┌──

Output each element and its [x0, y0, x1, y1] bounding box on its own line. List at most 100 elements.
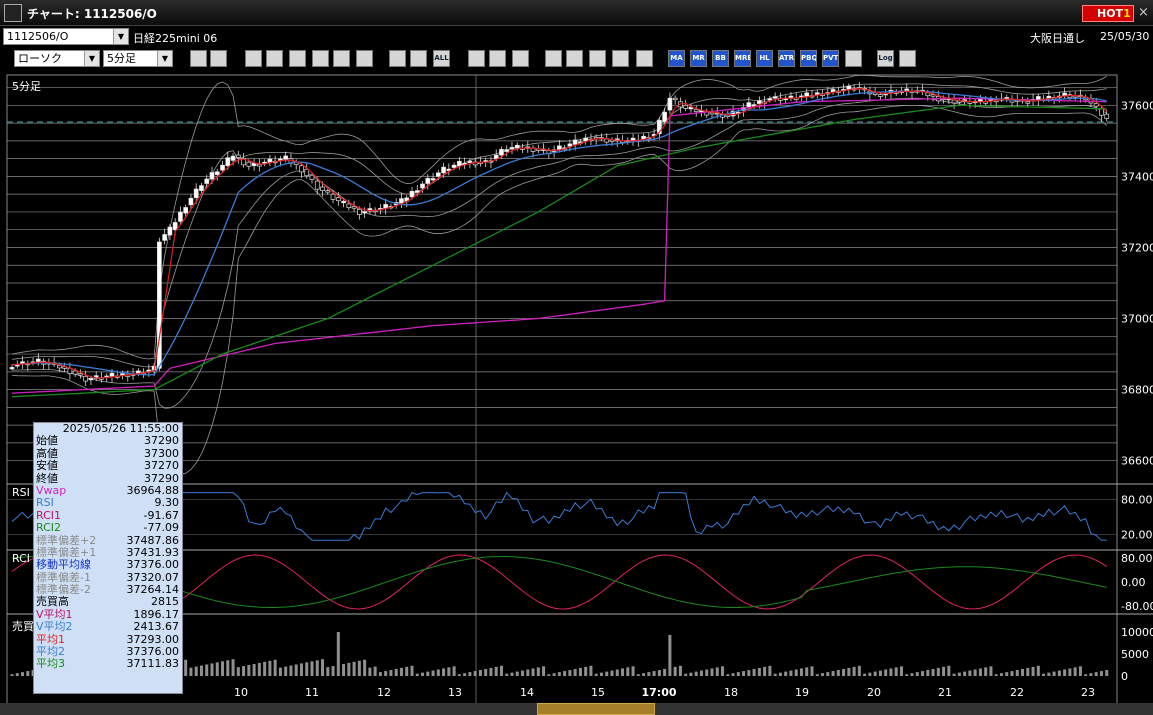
volume-bar [931, 668, 935, 676]
info-value: -77.09 [143, 521, 179, 535]
volume-bar [921, 671, 925, 676]
candle-body [451, 164, 457, 168]
info-row: 標準偏差-2 37264.14 [34, 583, 182, 596]
tool-pvt-button[interactable]: PVT [822, 50, 839, 67]
info-value: 36964.88 [126, 483, 180, 497]
volume-bar [968, 670, 972, 676]
interval-select[interactable]: 5分足 ▼ [103, 50, 173, 67]
line-tool-icon[interactable] [266, 50, 283, 67]
time-tick-label: 21 [938, 686, 952, 699]
volume-bar [842, 668, 846, 676]
info-row: 平均1 37293.00 [34, 632, 182, 646]
chart-area[interactable]: 37600 37400 37200 37000 36800 36600 80.00 20.00… [0, 74, 1153, 706]
volume-bar [205, 664, 209, 676]
magnify-icon[interactable] [566, 50, 583, 67]
box-icon[interactable] [845, 50, 862, 67]
cursor-icon[interactable] [289, 50, 306, 67]
volume-bar [857, 665, 861, 676]
time-tick-label: 12 [377, 686, 391, 699]
volume-bar [505, 673, 509, 676]
volume-bar [336, 632, 340, 676]
chart-canvas[interactable]: 37600 37400 37200 37000 36800 36600 80.00 20.00… [0, 74, 1153, 706]
hot-button[interactable]: HOT1 [1082, 5, 1134, 22]
tool-mre-button[interactable]: MRE [734, 50, 751, 67]
trash-icon[interactable] [356, 50, 373, 67]
info-value: 37293.00 [126, 632, 180, 646]
info-value: 2815 [151, 595, 179, 609]
volume-bar [252, 663, 256, 676]
rsi-tick-label: 80.00 [1121, 494, 1153, 507]
chevron-down-icon[interactable]: ▼ [157, 51, 172, 66]
volume-bar [184, 659, 188, 676]
volume-bar [531, 668, 535, 676]
chevron-down-icon[interactable]: ▼ [84, 51, 99, 66]
candle-body [409, 190, 415, 198]
chevron-down-icon[interactable]: ▼ [113, 29, 128, 44]
wrench-icon[interactable] [489, 50, 506, 67]
candle-body [1062, 92, 1067, 96]
time-tick-label: 14 [520, 686, 534, 699]
rotate-icon[interactable] [312, 50, 329, 67]
download-icon[interactable] [545, 50, 562, 67]
info-row: 移動平均線 37376.00 [34, 558, 182, 571]
volume-bar [615, 669, 619, 676]
settings-icon[interactable] [468, 50, 485, 67]
tool-atr-button[interactable]: ATR [778, 50, 795, 67]
info-label: 安値 [36, 459, 58, 473]
tool-bb-button[interactable]: BB [712, 50, 729, 67]
chart-type-select[interactable]: ローソク ▼ [14, 50, 100, 67]
volume-bar [21, 672, 25, 676]
time-tick-label: 10 [234, 686, 248, 699]
zoom-out-icon[interactable] [410, 50, 427, 67]
volume-bar [1052, 671, 1056, 676]
volume-bar [210, 663, 214, 676]
notepad-icon[interactable] [333, 50, 350, 67]
volume-bar [457, 674, 461, 676]
volume-bar [378, 672, 382, 676]
volume-bar [752, 668, 756, 676]
search-icon[interactable] [190, 50, 207, 67]
pencil-icon[interactable] [245, 50, 262, 67]
export-icon[interactable] [899, 50, 916, 67]
tool-hl-button[interactable]: HL [756, 50, 773, 67]
volume-bar [557, 672, 561, 676]
close-icon[interactable]: × [1138, 5, 1149, 20]
volume-bar [421, 672, 425, 676]
volume-bar [668, 634, 672, 676]
volume-tick-label: 0 [1121, 670, 1128, 683]
volume-bar [1068, 668, 1072, 676]
info-label: 高値 [36, 446, 58, 460]
time-tick-label: 23 [1081, 686, 1095, 699]
disabled-icon[interactable] [636, 50, 653, 67]
grid-icon[interactable] [210, 50, 227, 67]
zoom-in-icon[interactable] [389, 50, 406, 67]
horizontal-scrollbar[interactable] [0, 703, 1153, 715]
volume-bar [415, 673, 419, 676]
candle-body [772, 96, 778, 99]
candle-table-icon[interactable] [612, 50, 629, 67]
tool-ma-button[interactable]: MA [668, 50, 685, 67]
palette-icon[interactable] [512, 50, 529, 67]
volume-bar [742, 671, 746, 676]
tool-mr-button[interactable]: MR [690, 50, 707, 67]
info-label: 売買高 [36, 595, 69, 609]
candle-body [320, 186, 325, 191]
volume-bar [994, 674, 998, 676]
volume-bar [536, 667, 540, 676]
tool-pbq-button[interactable]: PBQ [800, 50, 817, 67]
ma2-line [11, 90, 1107, 376]
symbol-select[interactable]: 1112506/O ▼ [3, 28, 129, 45]
data-info-box: 2025/05/26 11:55:00 始値 37290 高値 37300 安値 3727… [33, 422, 183, 694]
volume-bar [426, 671, 430, 676]
volume-bar [410, 665, 414, 676]
volume-bar [836, 670, 840, 676]
table-icon[interactable] [589, 50, 606, 67]
info-label: RSI [36, 496, 54, 510]
candle-body [467, 160, 473, 163]
tool-all-button[interactable]: ALL [433, 50, 450, 67]
candle-body [162, 234, 167, 241]
volume-bar [331, 666, 335, 676]
volume-bar [526, 669, 530, 676]
scrollbar-thumb[interactable] [537, 703, 655, 715]
tool-log-button[interactable]: Log [877, 50, 894, 67]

└──

• Directions for this task:
Rewrite the data above as a numbered list with no blank lines, and leave out the pictures.

• Reply to the exercise:
1. Output each element and its [x0, y0, x1, y1] bounding box on its own line. List at most 100 elements.
2. volume-bar [931, 668, 935, 676]
3. info-value: -77.09 [143, 521, 179, 535]
4. volume-bar [921, 671, 925, 676]
5. candle-body [451, 164, 457, 168]
6. info-row: 標準偏差-2 37264.14 [34, 583, 182, 596]
7. tool-pvt-button[interactable]: PVT [822, 50, 839, 67]
8. info-value: 36964.88 [126, 483, 180, 497]
9. volume-bar [968, 670, 972, 676]
10. interval-select[interactable]: 5分足 ▼ [103, 50, 173, 67]
11. line-tool-icon[interactable] [266, 50, 283, 67]
12. time-tick-label: 21 [938, 686, 952, 699]
13. volume-bar [842, 668, 846, 676]
14. info-row: 平均1 37293.00 [34, 632, 182, 646]
15. chart-area[interactable]: 37600 37400 37200 37000 36800 36600 80.00 20.00… [0, 74, 1153, 706]
16. volume-bar [205, 664, 209, 676]
17. magnify-icon[interactable] [566, 50, 583, 67]
18. box-icon[interactable] [845, 50, 862, 67]
19. cursor-icon[interactable] [289, 50, 306, 67]
20. volume-bar [857, 665, 861, 676]
21. time-tick-label: 12 [377, 686, 391, 699]
22. volume-bar [505, 673, 509, 676]
23. volume-bar [336, 632, 340, 676]
24. chart-canvas[interactable]: 37600 37400 37200 37000 36800 36600 80.00 20.00… [0, 74, 1153, 706]
25. hot-button[interactable]: HOT1 [1082, 5, 1134, 22]
26. tool-mre-button[interactable]: MRE [734, 50, 751, 67]
27. trash-icon[interactable] [356, 50, 373, 67]
28. info-value: 37293.00 [126, 632, 180, 646]
29. info-value: 2815 [151, 595, 179, 609]
30. volume-bar [252, 663, 256, 676]
31. rsi-tick-label: 80.00 [1121, 494, 1153, 507]
32. chevron-down-icon[interactable]: ▼ [157, 51, 172, 66]
33. volume-bar [184, 659, 188, 676]
34. volume-bar [531, 668, 535, 676]
35. chevron-down-icon[interactable]: ▼ [84, 51, 99, 66]
36. candle-body [409, 190, 415, 198]
37. chevron-down-icon[interactable]: ▼ [113, 29, 128, 44]
38. wrench-icon[interactable] [489, 50, 506, 67]
39. candle-body [1062, 92, 1067, 96]
40. time-tick-label: 14 [520, 686, 534, 699]
41. rotate-icon[interactable] [312, 50, 329, 67]
42. download-icon[interactable] [545, 50, 562, 67]
43. info-row: 移動平均線 37376.00 [34, 558, 182, 571]
44. volume-bar [615, 669, 619, 676]
45. settings-icon[interactable] [468, 50, 485, 67]
46. tool-atr-button[interactable]: ATR [778, 50, 795, 67]
47. info-label: 安値 [36, 459, 58, 473]
48. tool-bb-button[interactable]: BB [712, 50, 729, 67]
49. chart-type-select[interactable]: ローソク ▼ [14, 50, 100, 67]
50. volume-bar [21, 672, 25, 676]
51. time-tick-label: 10 [234, 686, 248, 699]
52. zoom-out-icon[interactable] [410, 50, 427, 67]
53. volume-bar [1052, 671, 1056, 676]
54. volume-bar [210, 663, 214, 676]
55. notepad-icon[interactable] [333, 50, 350, 67]
56. volume-bar [457, 674, 461, 676]
57. volume-bar [378, 672, 382, 676]
58. volume-bar [752, 668, 756, 676]
59. search-icon[interactable] [190, 50, 207, 67]
60. pencil-icon[interactable] [245, 50, 262, 67]
61. export-icon[interactable] [899, 50, 916, 67]
62. tool-hl-button[interactable]: HL [756, 50, 773, 67]
63. volume-bar [557, 672, 561, 676]
64. close-icon[interactable]: × [1138, 5, 1149, 20]
65. volume-bar [421, 672, 425, 676]
66. volume-bar [668, 634, 672, 676]
67. volume-tick-label: 0 [1121, 670, 1128, 683]
68. volume-bar [1068, 668, 1072, 676]
69. info-label: 高値 [36, 446, 58, 460]
70. time-tick-label: 23 [1081, 686, 1095, 699]
71. disabled-icon[interactable] [636, 50, 653, 67]
72. grid-icon[interactable] [210, 50, 227, 67]
73. zoom-in-icon[interactable] [389, 50, 406, 67]
74. horizontal-scrollbar[interactable] [0, 703, 1153, 715]
75. volume-bar [415, 673, 419, 676]
76. candle-body [772, 96, 778, 99]
77. candle-table-icon[interactable] [612, 50, 629, 67]
78. tool-ma-button[interactable]: MA [668, 50, 685, 67]
79. palette-icon[interactable] [512, 50, 529, 67]
80. volume-bar [742, 671, 746, 676]
81. tool-mr-button[interactable]: MR [690, 50, 707, 67]
82. info-label: 売買高 [36, 595, 69, 609]
83. candle-body [320, 186, 325, 191]
84. volume-bar [994, 674, 998, 676]
85. volume-bar [536, 667, 540, 676]
86. tool-pbq-button[interactable]: PBQ [800, 50, 817, 67]
87. ma2-line [11, 90, 1107, 376]
88. symbol-select[interactable]: 1112506/O ▼ [3, 28, 129, 45]
89. data-info-box: 2025/05/26 11:55:00 始値 37290 高値 37300 安値 3727… [33, 422, 183, 694]
90. volume-bar [426, 671, 430, 676]
91. volume-bar [410, 665, 414, 676]
92. volume-bar [836, 670, 840, 676]
93. table-icon[interactable] [589, 50, 606, 67]
94. info-label: RSI [36, 496, 54, 510]
95. candle-body [467, 160, 473, 163]
96. tool-all-button[interactable]: ALL [433, 50, 450, 67]
97. candle-body [162, 234, 167, 241]
98. volume-bar [331, 666, 335, 676]
99. volume-bar [526, 669, 530, 676]
100. scrollbar-thumb[interactable] [537, 703, 655, 715]
101. tool-log-button[interactable]: Log [877, 50, 894, 67]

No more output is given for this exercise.